Work to be completed. Pull out all lines from the listing below in which the word "type" appears.

Material provided.
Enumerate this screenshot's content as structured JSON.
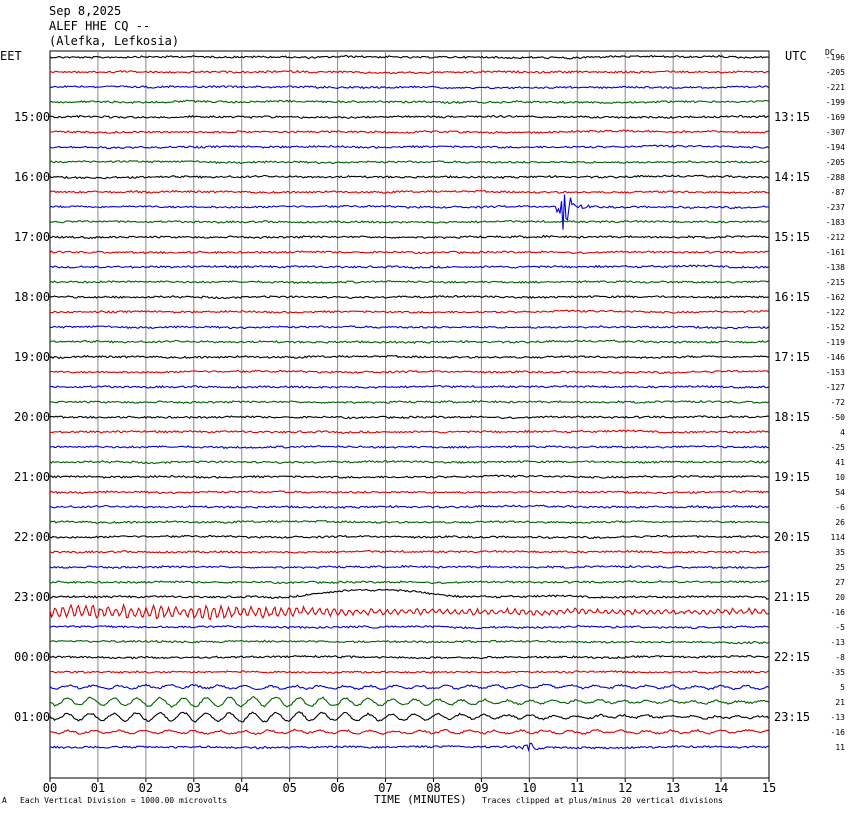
{
  "header": {
    "date": "Sep 8,2025",
    "station": "ALEF HHE CQ --",
    "location": "(Alefka, Lefkosia)"
  },
  "left_tz": "EET",
  "right_tz": "UTC",
  "dc_label": "DC",
  "footer": {
    "scale_note": "Each Vertical Division = 1000.00 microvolts",
    "clip_note": "Traces clipped at plus/minus 20 vertical divisions",
    "corner_mark": "A"
  },
  "chart_data": {
    "type": "line",
    "title": "ALEF HHE CQ --",
    "xlabel": "TIME (MINUTES)",
    "x_ticks": [
      "00",
      "01",
      "02",
      "03",
      "04",
      "05",
      "06",
      "07",
      "08",
      "09",
      "10",
      "11",
      "12",
      "13",
      "14",
      "15"
    ],
    "xlim": [
      0,
      15
    ],
    "grid": true,
    "trace_colors": [
      "#000000",
      "#dd0000",
      "#0000dd",
      "#006400"
    ],
    "left_time_labels": [
      "15:00",
      "16:00",
      "17:00",
      "18:00",
      "19:00",
      "20:00",
      "21:00",
      "22:00",
      "23:00",
      "00:00",
      "01:00"
    ],
    "right_time_labels": [
      "13:15",
      "14:15",
      "15:15",
      "16:15",
      "17:15",
      "18:15",
      "19:15",
      "20:15",
      "21:15",
      "22:15",
      "23:15"
    ],
    "dc_offsets": [
      -196,
      -205,
      -221,
      -199,
      -169,
      -307,
      -194,
      -205,
      -288,
      -87,
      -237,
      -183,
      -212,
      -161,
      -138,
      -215,
      -162,
      -122,
      -152,
      -119,
      -146,
      -153,
      -127,
      -72,
      -50,
      4,
      -25,
      41,
      10,
      54,
      -6,
      26,
      114,
      35,
      25,
      27,
      20,
      -16,
      -5,
      -13,
      -8,
      -35,
      5,
      21,
      -13,
      -16,
      11
    ],
    "events": [
      {
        "row": 10,
        "minute": 10.7,
        "type": "local burst"
      },
      {
        "row": 37,
        "minute": 5.1,
        "type": "teleseismic"
      },
      {
        "row": 36,
        "minute": 5.2,
        "type": "long period"
      },
      {
        "row": 46,
        "minute": 10.0,
        "type": "burst"
      },
      {
        "row": 43,
        "minute": 3.8,
        "type": "microseism"
      },
      {
        "row": 44,
        "minute": 3.8,
        "type": "microseism"
      }
    ]
  }
}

The output.
    "type": "line",
        "type": "local burst"
        "type": "teleseismic"
        "type": "long period"
        "type": "burst"
        "type": "microseism"
        "type": "microseism"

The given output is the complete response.